Exercise
Convert the rows below into a JSON list of strings, with one string per line and blank lines left out.

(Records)
--- begin ---
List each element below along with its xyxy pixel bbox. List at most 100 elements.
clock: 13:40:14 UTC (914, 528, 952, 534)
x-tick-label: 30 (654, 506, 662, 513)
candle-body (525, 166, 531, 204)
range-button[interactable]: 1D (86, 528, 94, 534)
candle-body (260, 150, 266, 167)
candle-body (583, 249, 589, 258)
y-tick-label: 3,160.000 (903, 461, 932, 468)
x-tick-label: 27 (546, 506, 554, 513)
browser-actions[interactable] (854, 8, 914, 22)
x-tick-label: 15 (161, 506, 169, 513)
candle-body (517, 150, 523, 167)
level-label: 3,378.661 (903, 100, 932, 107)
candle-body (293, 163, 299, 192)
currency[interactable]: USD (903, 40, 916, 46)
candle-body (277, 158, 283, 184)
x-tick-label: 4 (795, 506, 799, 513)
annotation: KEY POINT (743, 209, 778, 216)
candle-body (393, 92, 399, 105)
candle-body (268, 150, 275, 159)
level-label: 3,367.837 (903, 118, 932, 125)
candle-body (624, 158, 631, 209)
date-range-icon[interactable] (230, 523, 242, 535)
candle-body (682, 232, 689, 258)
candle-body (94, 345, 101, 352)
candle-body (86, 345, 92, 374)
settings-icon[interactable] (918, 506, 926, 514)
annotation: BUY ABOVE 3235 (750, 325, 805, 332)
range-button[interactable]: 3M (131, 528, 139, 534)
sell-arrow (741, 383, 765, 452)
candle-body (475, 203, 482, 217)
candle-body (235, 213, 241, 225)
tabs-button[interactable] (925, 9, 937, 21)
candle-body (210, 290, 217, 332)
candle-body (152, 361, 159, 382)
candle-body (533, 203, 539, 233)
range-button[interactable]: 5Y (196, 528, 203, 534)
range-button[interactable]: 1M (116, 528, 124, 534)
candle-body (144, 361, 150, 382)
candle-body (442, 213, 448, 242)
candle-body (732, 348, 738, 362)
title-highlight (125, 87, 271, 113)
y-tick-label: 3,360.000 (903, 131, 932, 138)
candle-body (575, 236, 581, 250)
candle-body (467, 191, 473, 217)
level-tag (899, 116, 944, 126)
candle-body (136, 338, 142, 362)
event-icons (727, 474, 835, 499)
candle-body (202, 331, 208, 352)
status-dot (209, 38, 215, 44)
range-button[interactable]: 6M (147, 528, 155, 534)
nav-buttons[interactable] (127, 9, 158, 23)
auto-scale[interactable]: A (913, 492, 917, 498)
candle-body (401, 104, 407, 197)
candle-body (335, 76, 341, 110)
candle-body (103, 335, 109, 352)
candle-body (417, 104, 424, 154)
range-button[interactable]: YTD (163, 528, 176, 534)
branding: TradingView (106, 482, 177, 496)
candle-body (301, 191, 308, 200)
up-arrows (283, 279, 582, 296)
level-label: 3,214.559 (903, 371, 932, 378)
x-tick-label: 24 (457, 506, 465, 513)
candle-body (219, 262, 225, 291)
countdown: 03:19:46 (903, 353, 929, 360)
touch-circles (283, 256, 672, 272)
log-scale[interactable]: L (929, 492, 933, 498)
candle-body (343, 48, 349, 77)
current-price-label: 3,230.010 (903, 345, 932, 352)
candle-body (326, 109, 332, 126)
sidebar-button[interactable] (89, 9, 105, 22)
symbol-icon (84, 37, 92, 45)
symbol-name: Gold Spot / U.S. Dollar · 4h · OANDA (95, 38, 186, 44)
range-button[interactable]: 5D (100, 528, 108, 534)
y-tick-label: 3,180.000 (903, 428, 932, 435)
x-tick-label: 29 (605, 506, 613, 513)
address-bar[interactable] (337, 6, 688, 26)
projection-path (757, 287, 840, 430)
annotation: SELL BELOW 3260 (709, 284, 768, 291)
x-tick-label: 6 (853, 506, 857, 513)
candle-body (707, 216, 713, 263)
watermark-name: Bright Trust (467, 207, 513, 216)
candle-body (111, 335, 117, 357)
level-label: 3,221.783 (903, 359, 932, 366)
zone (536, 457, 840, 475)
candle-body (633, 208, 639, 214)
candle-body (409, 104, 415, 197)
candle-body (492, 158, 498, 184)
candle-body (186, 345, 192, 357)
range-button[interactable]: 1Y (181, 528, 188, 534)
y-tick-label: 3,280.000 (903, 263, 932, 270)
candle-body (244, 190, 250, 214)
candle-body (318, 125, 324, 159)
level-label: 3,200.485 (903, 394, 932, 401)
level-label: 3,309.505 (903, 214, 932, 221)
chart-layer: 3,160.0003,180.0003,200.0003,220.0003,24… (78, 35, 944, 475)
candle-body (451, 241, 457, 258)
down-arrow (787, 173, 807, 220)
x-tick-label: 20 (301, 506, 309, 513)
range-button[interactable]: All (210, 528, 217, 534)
--- end ---
Result for this exercise
[
  "List each element below along with its xyxy pixel bbox. List at most 100 elements.",
  "clock: 13:40:14 UTC (914, 528, 952, 534)",
  "x-tick-label: 30 (654, 506, 662, 513)",
  "candle-body (525, 166, 531, 204)",
  "range-button[interactable]: 1D (86, 528, 94, 534)",
  "candle-body (260, 150, 266, 167)",
  "candle-body (583, 249, 589, 258)",
  "y-tick-label: 3,160.000 (903, 461, 932, 468)",
  "x-tick-label: 27 (546, 506, 554, 513)",
  "browser-actions[interactable] (854, 8, 914, 22)",
  "x-tick-label: 15 (161, 506, 169, 513)",
  "candle-body (517, 150, 523, 167)",
  "level-label: 3,378.661 (903, 100, 932, 107)",
  "candle-body (293, 163, 299, 192)",
  "currency[interactable]: USD (903, 40, 916, 46)",
  "candle-body (277, 158, 283, 184)",
  "x-tick-label: 4 (795, 506, 799, 513)",
  "annotation: KEY POINT (743, 209, 778, 216)",
  "candle-body (393, 92, 399, 105)",
  "candle-body (268, 150, 275, 159)",
  "level-label: 3,367.837 (903, 118, 932, 125)",
  "candle-body (624, 158, 631, 209)",
  "date-range-icon[interactable] (230, 523, 242, 535)",
  "candle-body (682, 232, 689, 258)",
  "candle-body (94, 345, 101, 352)",
  "candle-body (86, 345, 92, 374)",
  "settings-icon[interactable] (918, 506, 926, 514)",
  "annotation: BUY ABOVE 3235 (750, 325, 805, 332)",
  "range-button[interactable]: 3M (131, 528, 139, 534)",
  "sell-arrow (741, 383, 765, 452)",
  "candle-body (475, 203, 482, 217)",
  "candle-body (235, 213, 241, 225)",
  "tabs-button[interactable] (925, 9, 937, 21)",
  "candle-body (210, 290, 217, 332)",
  "candle-body (152, 361, 159, 382)",
  "candle-body (533, 203, 539, 233)",
  "range-button[interactable]: 5Y (196, 528, 203, 534)",
  "range-button[interactable]: 1M (116, 528, 124, 534)",
  "candle-body (144, 361, 150, 382)",
  "candle-body (442, 213, 448, 242)",
  "candle-body (732, 348, 738, 362)",
  "title-highlight (125, 87, 271, 113)",
  "y-tick-label: 3,360.000 (903, 131, 932, 138)",
  "candle-body (575, 236, 581, 250)",
  "candle-body (467, 191, 473, 217)",
  "level-tag (899, 116, 944, 126)",
  "candle-body (136, 338, 142, 362)",
  "event-icons (727, 474, 835, 499)",
  "candle-body (202, 331, 208, 352)",
  "status-dot (209, 38, 215, 44)",
  "range-button[interactable]: 6M (147, 528, 155, 534)",
  "nav-buttons[interactable] (127, 9, 158, 23)",
  "auto-scale[interactable]: A (913, 492, 917, 498)",
  "candle-body (401, 104, 407, 197)",
  "candle-body (335, 76, 341, 110)",
  "candle-body (103, 335, 109, 352)",
  "candle-body (417, 104, 424, 154)",
  "range-button[interactable]: YTD (163, 528, 176, 534)",
  "branding: TradingView (106, 482, 177, 496)",
  "candle-body (301, 191, 308, 200)",
  "up-arrows (283, 279, 582, 296)",
  "level-label: 3,214.559 (903, 371, 932, 378)",
  "x-tick-label: 24 (457, 506, 465, 513)",
  "candle-body (219, 262, 225, 291)",
  "countdown: 03:19:46 (903, 353, 929, 360)",
  "touch-circles (283, 256, 672, 272)",
  "log-scale[interactable]: L (929, 492, 933, 498)",
  "candle-body (343, 48, 349, 77)",
  "current-price-label: 3,230.010 (903, 345, 932, 352)",
  "candle-body (326, 109, 332, 126)",
  "sidebar-button[interactable] (89, 9, 105, 22)",
  "symbol-icon (84, 37, 92, 45)",
  "symbol-name: Gold Spot / U.S. Dollar · 4h · OANDA (95, 38, 186, 44)",
  "range-button[interactable]: 5D (100, 528, 108, 534)",
  "y-tick-label: 3,180.000 (903, 428, 932, 435)",
  "x-tick-label: 29 (605, 506, 613, 513)",
  "address-bar[interactable] (337, 6, 688, 26)",
  "projection-path (757, 287, 840, 430)",
  "annotation: SELL BELOW 3260 (709, 284, 768, 291)",
  "x-tick-label: 6 (853, 506, 857, 513)",
  "candle-body (707, 216, 713, 263)",
  "watermark-name: Bright Trust (467, 207, 513, 216)",
  "candle-body (111, 335, 117, 357)",
  "level-label: 3,221.783 (903, 359, 932, 366)",
  "zone (536, 457, 840, 475)",
  "candle-body (633, 208, 639, 214)",
  "candle-body (409, 104, 415, 197)",
  "candle-body (492, 158, 498, 184)",
  "candle-body (186, 345, 192, 357)",
  "range-button[interactable]: 1Y (181, 528, 188, 534)",
  "y-tick-label: 3,280.000 (903, 263, 932, 270)",
  "candle-body (244, 190, 250, 214)",
  "candle-body (318, 125, 324, 159)",
  "level-label: 3,200.485 (903, 394, 932, 401)",
  "level-label: 3,309.505 (903, 214, 932, 221)",
  "chart-layer: 3,160.0003,180.0003,200.0003,220.0003,24… (78, 35, 944, 475)",
  "candle-body (451, 241, 457, 258)",
  "down-arrow (787, 173, 807, 220)",
  "x-tick-label: 20 (301, 506, 309, 513)",
  "range-button[interactable]: All (210, 528, 217, 534)"
]